__TASK DETAILS__:
Copy all of the material below exactly.

__ENTRIES SUPPLIED__:
○ ○ ○

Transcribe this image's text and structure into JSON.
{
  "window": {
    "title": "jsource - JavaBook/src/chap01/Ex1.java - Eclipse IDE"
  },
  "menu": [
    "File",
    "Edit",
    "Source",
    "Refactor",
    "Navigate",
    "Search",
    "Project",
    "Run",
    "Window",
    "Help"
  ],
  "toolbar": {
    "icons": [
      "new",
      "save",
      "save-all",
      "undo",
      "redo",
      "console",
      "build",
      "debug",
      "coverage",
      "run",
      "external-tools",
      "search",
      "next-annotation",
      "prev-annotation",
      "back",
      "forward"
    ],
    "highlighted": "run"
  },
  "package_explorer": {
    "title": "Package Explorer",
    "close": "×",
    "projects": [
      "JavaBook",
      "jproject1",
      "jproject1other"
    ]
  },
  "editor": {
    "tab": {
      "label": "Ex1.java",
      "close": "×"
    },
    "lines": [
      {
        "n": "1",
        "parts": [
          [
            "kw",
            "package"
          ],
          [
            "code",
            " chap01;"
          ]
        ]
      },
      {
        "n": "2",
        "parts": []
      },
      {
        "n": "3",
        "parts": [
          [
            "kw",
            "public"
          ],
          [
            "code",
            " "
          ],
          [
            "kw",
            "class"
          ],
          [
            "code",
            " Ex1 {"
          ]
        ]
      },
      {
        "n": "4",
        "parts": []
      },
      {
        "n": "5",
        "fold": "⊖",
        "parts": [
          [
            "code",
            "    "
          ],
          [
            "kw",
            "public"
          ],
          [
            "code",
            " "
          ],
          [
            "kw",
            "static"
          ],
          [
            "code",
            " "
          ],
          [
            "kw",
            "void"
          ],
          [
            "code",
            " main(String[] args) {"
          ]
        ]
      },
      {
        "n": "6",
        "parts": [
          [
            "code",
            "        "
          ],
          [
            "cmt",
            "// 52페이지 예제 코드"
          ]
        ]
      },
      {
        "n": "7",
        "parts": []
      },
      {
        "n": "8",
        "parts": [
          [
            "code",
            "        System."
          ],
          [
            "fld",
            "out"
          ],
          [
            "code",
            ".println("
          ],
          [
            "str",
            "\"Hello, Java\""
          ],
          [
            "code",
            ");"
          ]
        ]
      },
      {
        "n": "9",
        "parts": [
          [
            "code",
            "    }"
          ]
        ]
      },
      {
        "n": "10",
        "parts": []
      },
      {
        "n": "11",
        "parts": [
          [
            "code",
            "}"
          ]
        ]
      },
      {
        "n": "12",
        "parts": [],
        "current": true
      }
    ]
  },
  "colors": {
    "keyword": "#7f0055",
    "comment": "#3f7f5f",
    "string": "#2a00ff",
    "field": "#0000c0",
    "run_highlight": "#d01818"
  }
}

○ ○ ○

__WRITTEN REPLY__:
Transcribe this image's text and structure into JSON.
{
  "window": {
    "title": "jsource - JavaBook/src/chap01/Ex1.java - Eclipse IDE"
  },
  "menu": [
    "File",
    "Edit",
    "Source",
    "Refactor",
    "Navigate",
    "Search",
    "Project",
    "Run",
    "Window",
    "Help"
  ],
  "toolbar": {
    "icons": [
      "new",
      "save",
      "save-all",
      "undo",
      "redo",
      "console",
      "build",
      "debug",
      "coverage",
      "run",
      "external-tools",
      "search",
      "next-annotation",
      "prev-annotation",
      "back",
      "forward"
    ],
    "highlighted": "run"
  },
  "package_explorer": {
    "title": "Package Explorer",
    "close": "×",
    "projects": [
      "JavaBook",
      "jproject1",
      "jproject1other"
    ]
  },
  "editor": {
    "tab": {
      "label": "Ex1.java",
      "close": "×"
    },
    "lines": [
      {
        "n": "1",
        "parts": [
          [
            "kw",
            "package"
          ],
          [
            "code",
            " chap01;"
          ]
        ]
      },
      {
        "n": "2",
        "parts": []
      },
      {
        "n": "3",
        "parts": [
          [
            "kw",
            "public"
          ],
          [
            "code",
            " "
          ],
          [
            "kw",
            "class"
          ],
          [
            "code",
            " Ex1 {"
          ]
        ]
      },
      {
        "n": "4",
        "parts": []
      },
      {
        "n": "5",
        "fold": "⊖",
        "parts": [
          [
            "code",
            "    "
          ],
          [
            "kw",
            "public"
          ],
          [
            "code",
            " "
          ],
          [
            "kw",
            "static"
          ],
          [
            "code",
            " "
          ],
          [
            "kw",
            "void"
          ],
          [
            "code",
            " main(String[] args) {"
          ]
        ]
      },
      {
        "n": "6",
        "parts": [
          [
            "code",
            "        "
          ],
          [
            "cmt",
            "// 52페이지 예제 코드"
          ]
        ]
      },
      {
        "n": "7",
        "parts": []
      },
      {
        "n": "8",
        "parts": [
          [
            "code",
            "        System."
          ],
          [
            "fld",
            "out"
          ],
          [
            "code",
            ".println("
          ],
          [
            "str",
            "\"Hello, Java\""
          ],
          [
            "code",
            ");"
          ]
        ]
      },
      {
        "n": "9",
        "parts": [
          [
            "code",
            "    }"
          ]
        ]
      },
      {
        "n": "10",
        "parts": []
      },
      {
        "n": "11",
        "parts": [
          [
            "code",
            "}"
          ]
        ]
      },
      {
        "n": "12",
        "parts": [],
        "current": true
      }
    ]
  },
  "colors": {
    "keyword": "#7f0055",
    "comment": "#3f7f5f",
    "string": "#2a00ff",
    "field": "#0000c0",
    "run_highlight": "#d01818"
  }
}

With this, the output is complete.